--- START ---
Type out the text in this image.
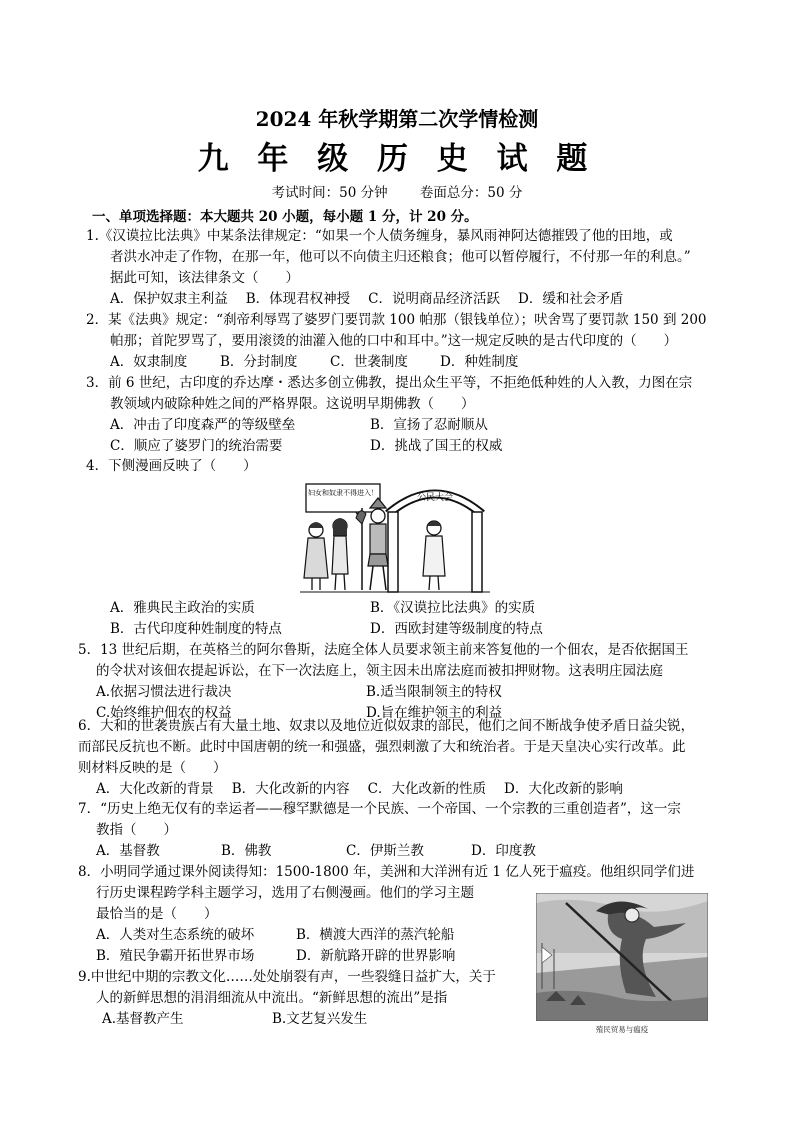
2024 年秋学期第二次学情检测
九 年 级 历 史 试 题
考试时间：50 分钟 卷面总分：50 分
一、单项选择题：本大题共 20 小题，每小题 1 分，计 20 分。

1.《汉谟拉比法典》中某条法律规定：“如果一个人债务缠身，暴风雨神阿达德摧毁了他的田地，或

者洪水冲走了作物，在那一年，他可以不向债主归还粮食；他可以暂停履行，不付那一年的利息。”

据此可知，该法律条文（　　）

A．保护奴隶主利益 B．体现君权神授 C．说明商品经济活跃 D．缓和社会矛盾

2．某《法典》规定：“刹帝利辱骂了婆罗门要罚款 100 帕那（银钱单位）；吠舍骂了要罚款 150 到 200

帕那；首陀罗骂了，要用滚烫的油灌入他的口中和耳中。”这一规定反映的是古代印度的（　　）

A．奴隶制度	B．分封制度	C．世袭制度	D．种姓制度

3．前 6 世纪，古印度的乔达摩・悉达多创立佛教，提出众生平等，不拒绝低种姓的人入教，力图在宗

教领域内破除种姓之间的严格界限。这说明早期佛教（　　）

A．冲击了印度森严的等级壁垒	B．宣扬了忍耐顺从
C．顺应了婆罗门的统治需要	D．挑战了国王的权威

4．下侧漫画反映了（　　）

公民大会
妇女和奴隶不得进入！
A．雅典民主政治的实质	B．《汉谟拉比法典》的实质
B．古代印度种姓制度的特点	D．西欧封建等级制度的特点

5．13 世纪后期，在英格兰的阿尔鲁斯，法庭全体人员要求领主前来答复他的一个佃农，是否依据国王

的令状对该佃农提起诉讼，在下一次法庭上，领主因未出席法庭而被扣押财物。这表明庄园法庭

A.依据习惯法进行裁决	B.适当限制领主的特权
C.始终维护佃农的权益	D.旨在维护领主的利益

6．大和的世袭贵族占有大量土地、奴隶以及地位近似奴隶的部民，他们之间不断战争使矛盾日益尖锐，

而部民反抗也不断。此时中国唐朝的统一和强盛，强烈刺激了大和统治者。于是天皇决心实行改革。此

则材料反映的是（　　）

A．大化改新的背景 B．大化改新的内容 C．大化改新的性质 D．大化改新的影响

7．“历史上绝无仅有的幸运者——穆罕默德是一个民族、一个帝国、一个宗教的三重创造者”，这一宗

教指（　　）

A．基督教	B．佛教	C．伊斯兰教	D．印度教

8．小明同学通过课外阅读得知：1500-1800 年，美洲和大洋洲有近 1 亿人死于瘟疫。他组织同学们进

行历史课程跨学科主题学习，选用了右侧漫画。他们的学习主题

最恰当的是（　　）

A．人类对生态系统的破坏	B．横渡大西洋的蒸汽轮船
B．殖民争霸开拓世界市场	D．新航路开辟的世界影响
殖民贸易与瘟疫

9.中世纪中期的宗教文化……处处崩裂有声，一些裂缝日益扩大，关于

人的新鲜思想的涓涓细流从中流出。“新鲜思想的流出”是指

A.基督教产生	B.文艺复兴发生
--- END ---
§ Task:
Each line of the data is to be duplicated exactly; pictures stay out of the copy.

§ Written answer:
Type out the text in this image.
2024 年秋学期第二次学情检测
九 年 级 历 史 试 题
考试时间：50 分钟 卷面总分：50 分
一、单项选择题：本大题共 20 小题，每小题 1 分，计 20 分。

1.《汉谟拉比法典》中某条法律规定：“如果一个人债务缠身，暴风雨神阿达德摧毁了他的田地，或

者洪水冲走了作物，在那一年，他可以不向债主归还粮食；他可以暂停履行，不付那一年的利息。”

据此可知，该法律条文（　　）

A．保护奴隶主利益 B．体现君权神授 C．说明商品经济活跃 D．缓和社会矛盾

2．某《法典》规定：“刹帝利辱骂了婆罗门要罚款 100 帕那（银钱单位）；吠舍骂了要罚款 150 到 200

帕那；首陀罗骂了，要用滚烫的油灌入他的口中和耳中。”这一规定反映的是古代印度的（　　）

A．奴隶制度	B．分封制度	C．世袭制度	D．种姓制度

3．前 6 世纪，古印度的乔达摩・悉达多创立佛教，提出众生平等，不拒绝低种姓的人入教，力图在宗

教领域内破除种姓之间的严格界限。这说明早期佛教（　　）

A．冲击了印度森严的等级壁垒	B．宣扬了忍耐顺从
C．顺应了婆罗门的统治需要	D．挑战了国王的权威

4．下侧漫画反映了（　　）

公民大会
妇女和奴隶不得进入！
A．雅典民主政治的实质	B．《汉谟拉比法典》的实质
B．古代印度种姓制度的特点	D．西欧封建等级制度的特点

5．13 世纪后期，在英格兰的阿尔鲁斯，法庭全体人员要求领主前来答复他的一个佃农，是否依据国王

的令状对该佃农提起诉讼，在下一次法庭上，领主因未出席法庭而被扣押财物。这表明庄园法庭

A.依据习惯法进行裁决	B.适当限制领主的特权
C.始终维护佃农的权益	D.旨在维护领主的利益

6．大和的世袭贵族占有大量土地、奴隶以及地位近似奴隶的部民，他们之间不断战争使矛盾日益尖锐，

而部民反抗也不断。此时中国唐朝的统一和强盛，强烈刺激了大和统治者。于是天皇决心实行改革。此

则材料反映的是（　　）

A．大化改新的背景 B．大化改新的内容 C．大化改新的性质 D．大化改新的影响

7．“历史上绝无仅有的幸运者——穆罕默德是一个民族、一个帝国、一个宗教的三重创造者”，这一宗

教指（　　）

A．基督教	B．佛教	C．伊斯兰教	D．印度教

8．小明同学通过课外阅读得知：1500-1800 年，美洲和大洋洲有近 1 亿人死于瘟疫。他组织同学们进

行历史课程跨学科主题学习，选用了右侧漫画。他们的学习主题

最恰当的是（　　）

A．人类对生态系统的破坏	B．横渡大西洋的蒸汽轮船
B．殖民争霸开拓世界市场	D．新航路开辟的世界影响
殖民贸易与瘟疫

9.中世纪中期的宗教文化……处处崩裂有声，一些裂缝日益扩大，关于

人的新鲜思想的涓涓细流从中流出。“新鲜思想的流出”是指

A.基督教产生	B.文艺复兴发生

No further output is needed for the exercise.